Transcribe the entries that follow exactly as they appear, minus pictures.

────────────────────────────────────────

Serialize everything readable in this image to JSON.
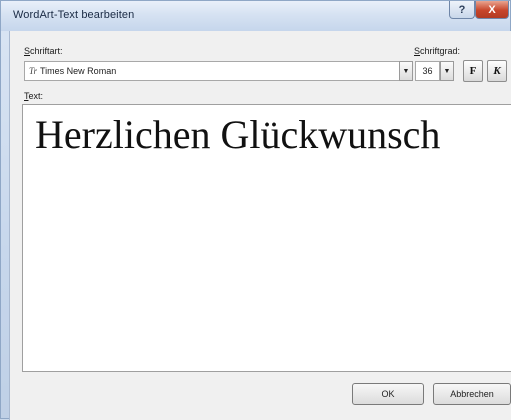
{
  "window": {
    "title": "WordArt-Text bearbeiten",
    "help_label": "?",
    "close_label": "X"
  },
  "font": {
    "label_accel": "S",
    "label_rest": "chriftart:",
    "value": "Times New Roman",
    "tt_glyph": "Tr",
    "dropdown_glyph": "▼"
  },
  "size": {
    "label_accel": "S",
    "label_rest": "chriftgrad:",
    "value": "36",
    "dropdown_glyph": "▼"
  },
  "format": {
    "bold_label": "F",
    "italic_label": "K"
  },
  "text": {
    "label_accel": "T",
    "label_rest": "ext:",
    "value": "Herzlichen Glückwunsch"
  },
  "buttons": {
    "ok": "OK",
    "cancel": "Abbrechen"
  }
}
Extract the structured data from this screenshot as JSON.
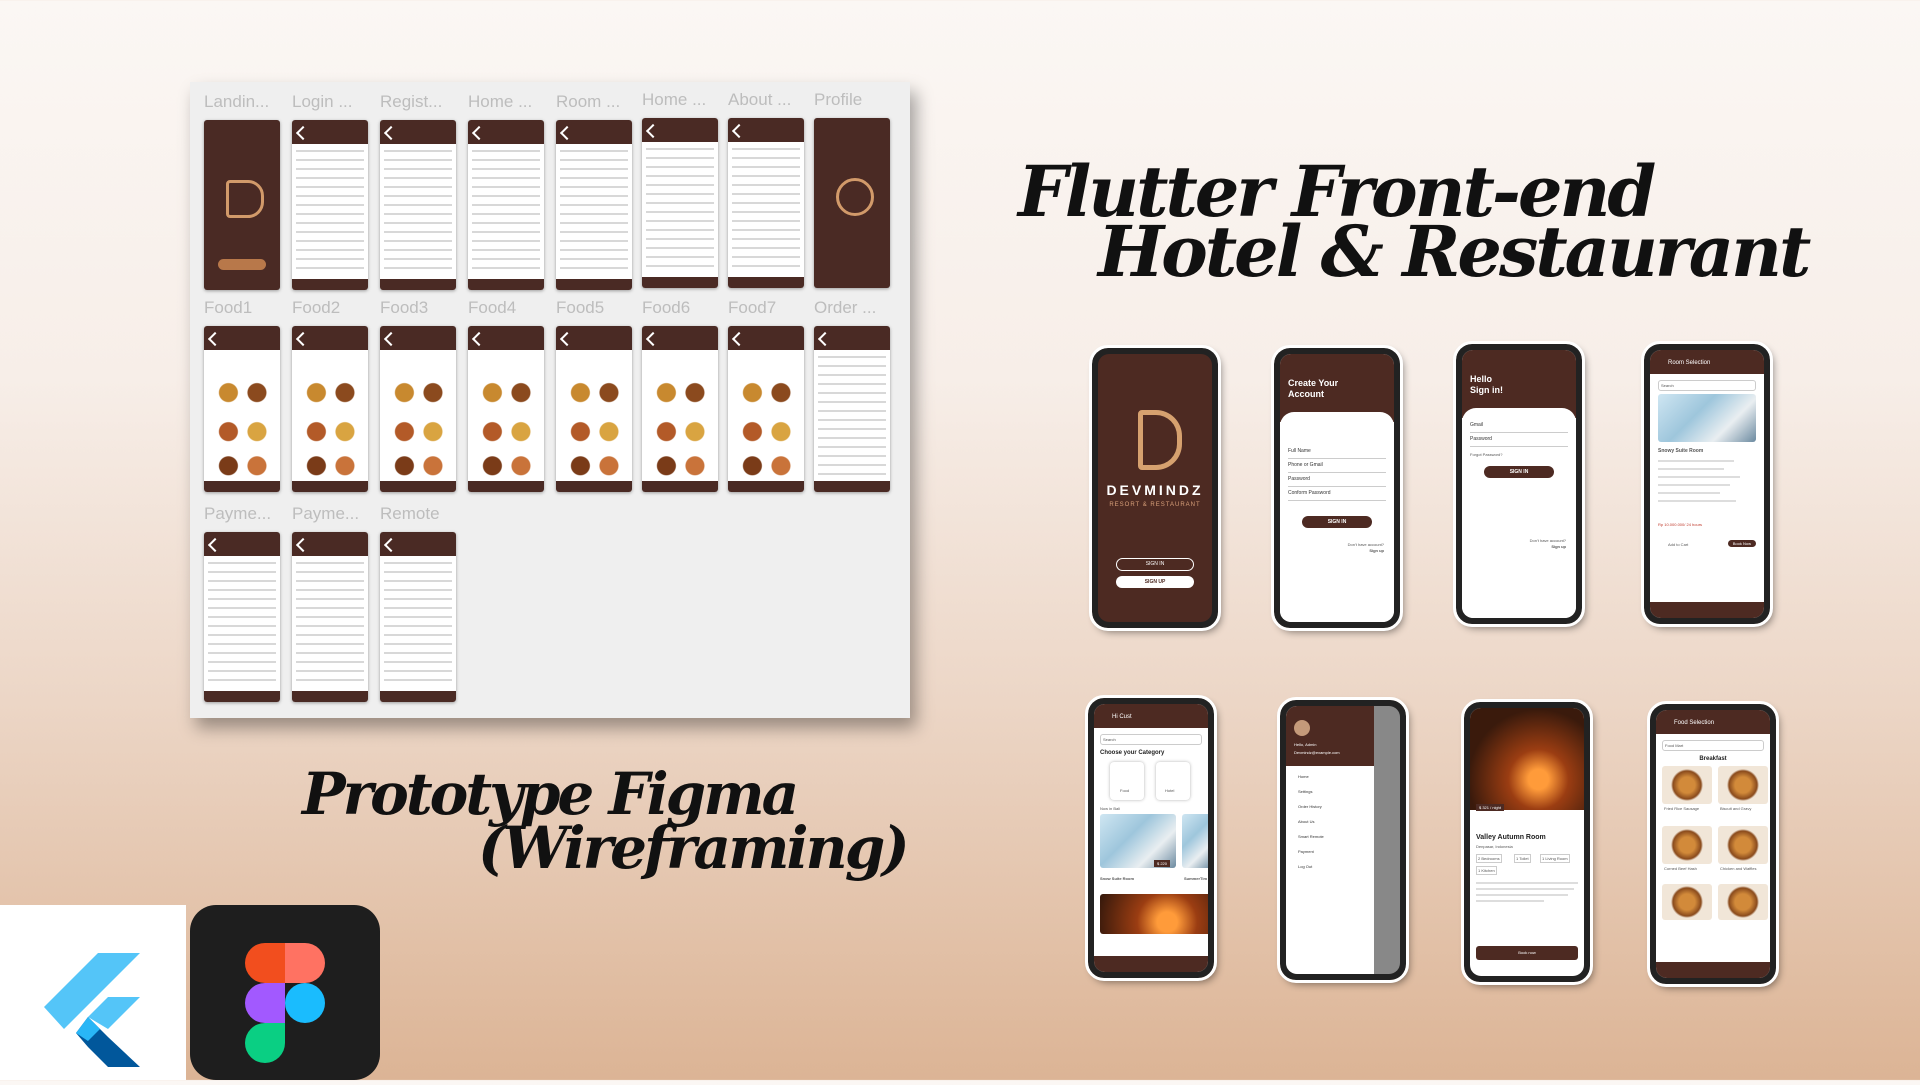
{
  "heading": {
    "line1": "Flutter Front-end",
    "line2": "Hotel & Restaurant"
  },
  "subheading": {
    "line1": "Prototype Figma",
    "line2": "(Wireframing)"
  },
  "board": {
    "row1": [
      "Landin...",
      "Login ...",
      "Regist...",
      "Home ...",
      "Room ...",
      "Home ...",
      "About ...",
      "Profile"
    ],
    "row2": [
      "Food1",
      "Food2",
      "Food3",
      "Food4",
      "Food5",
      "Food6",
      "Food7",
      "Order ..."
    ],
    "row3": [
      "Payme...",
      "Payme...",
      "Remote"
    ]
  },
  "phones": {
    "landing": {
      "brand": "DEVMINDZ",
      "tagline": "RESORT & RESTAURANT",
      "signin": "SIGN IN",
      "signup": "SIGN UP"
    },
    "register": {
      "title": "Create Your Account",
      "fields": [
        "Full Name",
        "Phone or Gmail",
        "Password",
        "Conform Password"
      ],
      "button": "SIGN IN",
      "note": "Don't have account?",
      "link": "Sign up"
    },
    "login": {
      "title": "Hello Sign in!",
      "fields": [
        "Gmail",
        "Password"
      ],
      "forgot": "Forgot Password?",
      "button": "SIGN IN",
      "note": "Don't have account?",
      "link": "Sign up"
    },
    "room": {
      "title": "Room Selection",
      "search": "Search",
      "name": "Snowy Suite Room",
      "price": "Rp 10.000.000/ 24 hours",
      "add": "Add to Cart",
      "book": "Book Now"
    },
    "home": {
      "title": "Hi Cust",
      "search": "Search",
      "category": "Choose your Category",
      "cat1": "Food",
      "cat2": "Hotel",
      "now": "Now in Bali",
      "room": "Snow Suite Room",
      "price": "$ 220",
      "room2": "SummerTim"
    },
    "drawer": {
      "user": "Hello, Admin",
      "email": "Devmindz@example.com",
      "items": [
        "Home",
        "Settings",
        "Order History",
        "About Us",
        "Smart Remote",
        "Payment",
        "Log Out"
      ]
    },
    "detail": {
      "price": "$ 321 / night",
      "name": "Valley Autumn Room",
      "place": "Denpasar, Indonesia",
      "tags": [
        "2 Bedrooms",
        "1 Toilet",
        "1 Living Room",
        "1 Kitchen"
      ],
      "book": "Book now"
    },
    "food": {
      "title": "Food Selection",
      "search": "Food Mart",
      "section": "Breakfast",
      "items": [
        "Fried Rice Sausage",
        "Biscuit and Gravy",
        "Corned Beef Hash",
        "Chicken and Waffles"
      ]
    }
  }
}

────────────────────────────────────────

THE RESPONSE:
Serialize everything readable in this image to JSON.
{
  "window": {
    "title": "WordArt-Text bearbeiten",
    "help_label": "?",
    "close_label": "X"
  },
  "font": {
    "label_accel": "S",
    "label_rest": "chriftart:",
    "value": "Times New Roman",
    "tt_glyph": "Tr",
    "dropdown_glyph": "▼"
  },
  "size": {
    "label_accel": "S",
    "label_rest": "chriftgrad:",
    "value": "36",
    "dropdown_glyph": "▼"
  },
  "format": {
    "bold_label": "F",
    "italic_label": "K"
  },
  "text": {
    "label_accel": "T",
    "label_rest": "ext:",
    "value": "Herzlichen Glückwunsch"
  },
  "buttons": {
    "ok": "OK",
    "cancel": "Abbrechen"
  }
}
Extract the structured data from this screenshot as JSON.
{
  "heading": {
    "line1": "Flutter Front-end",
    "line2": "Hotel & Restaurant"
  },
  "subheading": {
    "line1": "Prototype Figma",
    "line2": "(Wireframing)"
  },
  "board": {
    "row1": [
      "Landin...",
      "Login ...",
      "Regist...",
      "Home ...",
      "Room ...",
      "Home ...",
      "About ...",
      "Profile"
    ],
    "row2": [
      "Food1",
      "Food2",
      "Food3",
      "Food4",
      "Food5",
      "Food6",
      "Food7",
      "Order ..."
    ],
    "row3": [
      "Payme...",
      "Payme...",
      "Remote"
    ]
  },
  "phones": {
    "landing": {
      "brand": "DEVMINDZ",
      "tagline": "RESORT & RESTAURANT",
      "signin": "SIGN IN",
      "signup": "SIGN UP"
    },
    "register": {
      "title": "Create Your Account",
      "fields": [
        "Full Name",
        "Phone or Gmail",
        "Password",
        "Conform Password"
      ],
      "button": "SIGN IN",
      "note": "Don't have account?",
      "link": "Sign up"
    },
    "login": {
      "title": "Hello Sign in!",
      "fields": [
        "Gmail",
        "Password"
      ],
      "forgot": "Forgot Password?",
      "button": "SIGN IN",
      "note": "Don't have account?",
      "link": "Sign up"
    },
    "room": {
      "title": "Room Selection",
      "search": "Search",
      "name": "Snowy Suite Room",
      "price": "Rp 10.000.000/ 24 hours",
      "add": "Add to Cart",
      "book": "Book Now"
    },
    "home": {
      "title": "Hi Cust",
      "search": "Search",
      "category": "Choose your Category",
      "cat1": "Food",
      "cat2": "Hotel",
      "now": "Now in Bali",
      "room": "Snow Suite Room",
      "price": "$ 220",
      "room2": "SummerTim"
    },
    "drawer": {
      "user": "Hello, Admin",
      "email": "Devmindz@example.com",
      "items": [
        "Home",
        "Settings",
        "Order History",
        "About Us",
        "Smart Remote",
        "Payment",
        "Log Out"
      ]
    },
    "detail": {
      "price": "$ 321 / night",
      "name": "Valley Autumn Room",
      "place": "Denpasar, Indonesia",
      "tags": [
        "2 Bedrooms",
        "1 Toilet",
        "1 Living Room",
        "1 Kitchen"
      ],
      "book": "Book now"
    },
    "food": {
      "title": "Food Selection",
      "search": "Food Mart",
      "section": "Breakfast",
      "items": [
        "Fried Rice Sausage",
        "Biscuit and Gravy",
        "Corned Beef Hash",
        "Chicken and Waffles"
      ]
    }
  }
}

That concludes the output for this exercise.